→ **Material shown**:
● ● ● ● ●

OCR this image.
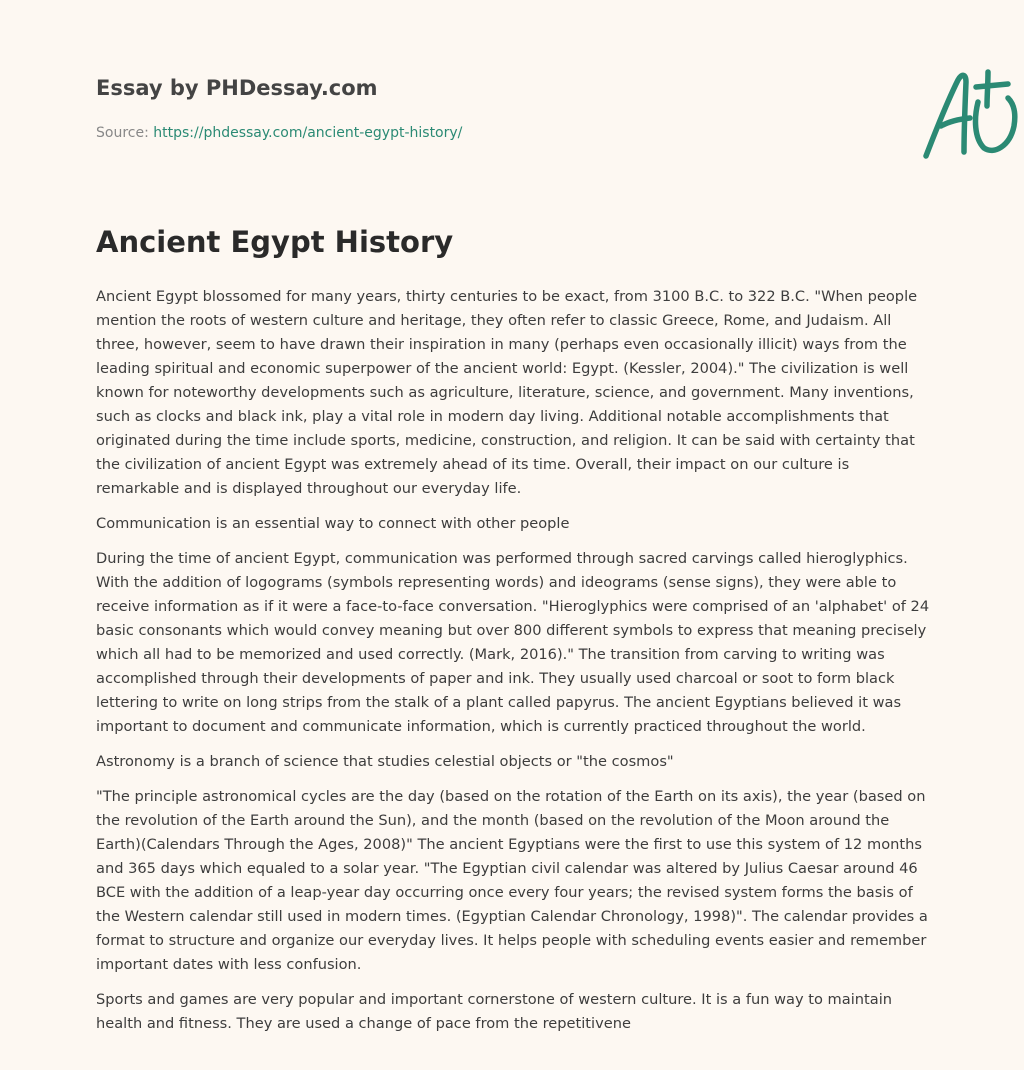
Essay by PHDessay.com
Source: https://phdessay.com/ancient-egypt-history/
Ancient Egypt History

Ancient Egypt blossomed for many years, thirty centuries to be exact, from 3100 B.C. to 322 B.C. "When people mention the roots of western culture and heritage, they often refer to classic Greece, Rome, and Judaism. All three, however, seem to have drawn their inspiration in many (perhaps even occasionally illicit) ways from the leading spiritual and economic superpower of the ancient world: Egypt. (Kessler, 2004)." The civilization is well known for noteworthy developments such as agriculture, literature, science, and government. Many inventions, such as clocks and black ink, play a vital role in modern day living. Additional notable accomplishments that originated during the time include sports, medicine, construction, and religion. It can be said with certainty that the civilization of ancient Egypt was extremely ahead of its time. Overall, their impact on our culture is remarkable and is displayed throughout our everyday life.

Communication is an essential way to connect with other people

During the time of ancient Egypt, communication was performed through sacred carvings called hieroglyphics. With the addition of logograms (symbols representing words) and ideograms (sense signs), they were able to receive information as if it were a face-to-face conversation. "Hieroglyphics were comprised of an 'alphabet' of 24 basic consonants which would convey meaning but over 800 different symbols to express that meaning precisely which all had to be memorized and used correctly. (Mark, 2016)." The transition from carving to writing was accomplished through their developments of paper and ink. They usually used charcoal or soot to form black lettering to write on long strips from the stalk of a plant called papyrus. The ancient Egyptians believed it was important to document and communicate information, which is currently practiced throughout the world.

Astronomy is a branch of science that studies celestial objects or "the cosmos"

"The principle astronomical cycles are the day (based on the rotation of the Earth on its axis), the year (based on the revolution of the Earth around the Sun), and the month (based on the revolution of the Moon around the Earth)(Calendars Through the Ages, 2008)" The ancient Egyptians were the first to use this system of 12 months and 365 days which equaled to a solar year. "The Egyptian civil calendar was altered by Julius Caesar around 46 BCE with the addition of a leap-year day occurring once every four years; the revised system forms the basis of the Western calendar still used in modern times. (Egyptian Calendar Chronology, 1998)". The calendar provides a format to structure and organize our everyday lives. It helps people with scheduling events easier and remember important dates with less confusion.

Sports and games are very popular and important cornerstone of western culture. It is a fun way to maintain health and fitness. They are used a change of pace from the repetitivene
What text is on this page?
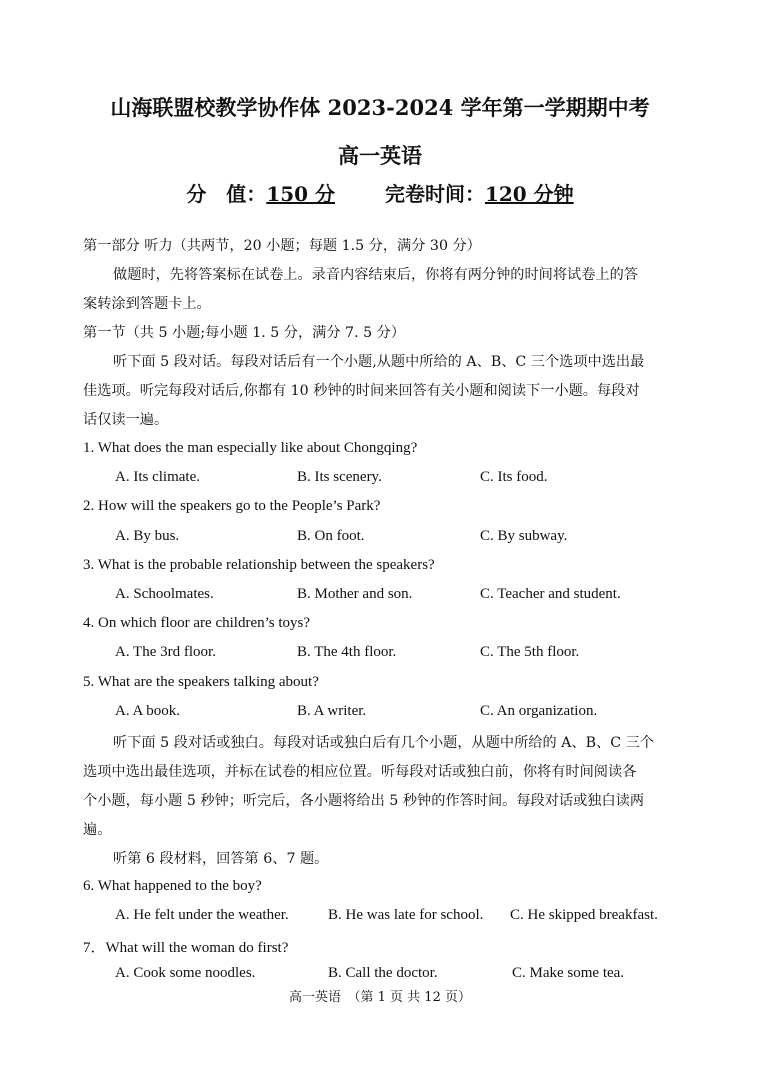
山海联盟校教学协作体 2023-2024 学年第一学期期中考
高一英语
分　值：150 分 完卷时间：120 分钟
第一部分 听力（共两节，20 小题；每题 1.5 分，满分 30 分）
做题时，先将答案标在试卷上。录音内容结束后，你将有两分钟的时间将试卷上的答
案转涂到答题卡上。
第一节（共 5 小题;每小题 1. 5 分，满分 7. 5 分）
听下面 5 段对话。每段对话后有一个小题,从题中所给的 A、B、C 三个选项中选出最
佳选项。听完每段对话后,你都有 10 秒钟的时间来回答有关小题和阅读下一小题。每段对
话仅读一遍。
1. What does the man especially like about Chongqing?
A. Its climate.	B. Its scenery.	C. Its food.
2. How will the speakers go to the People’s Park?
A. By bus.	B. On foot.	C. By subway.
3. What is the probable relationship between the speakers?
A. Schoolmates.	B. Mother and son.	C. Teacher and student.
4. On which floor are children’s toys?
A. The 3rd floor.	B. The 4th floor.	C. The 5th floor.
5. What are the speakers talking about?
A. A book.	B. A writer.	C. An organization.
听下面 5 段对话或独白。每段对话或独白后有几个小题，从题中所给的 A、B、C 三个
选项中选出最佳选项，并标在试卷的相应位置。听每段对话或独白前，你将有时间阅读各
个小题，每小题 5 秒钟；听完后，各小题将给出 5 秒钟的作答时间。每段对话或独白读两
遍。
听第 6 段材料，回答第 6、7 题。
6. What happened to the boy?
A. He felt under the weather.	B. He was late for school. C. He skipped breakfast.
7．What will the woman do first?
A. Cook some noodles.	B. Call the doctor.	C. Make some tea.
高一英语　（第 1 页 共 12 页）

● ● ● ● ●

→ **Exercise objective**: Identify each line in the entries with the word "this" and copy it.

→ **Worked solution**:
OCR this image.
"The principle astronomical cycles are the day (based on the rotation of the Earth on its axis), the year (based on the revolution of the Earth around the Sun), and the month (based on the revolution of the Moon around the Earth)(Calendars Through the Ages, 2008)" The ancient Egyptians were the first to use this system of 12 months and 365 days which equaled to a solar year. "The Egyptian civil calendar was altered by Julius Caesar around 46 BCE with the addition of a leap-year day occurring once every four years; the revised system forms the basis of the Western calendar still used in modern times. (Egyptian Calendar Chronology, 1998)". The calendar provides a format to structure and organize our everyday lives. It helps people with scheduling events easier and remember important dates with less confusion.
What text is on this page?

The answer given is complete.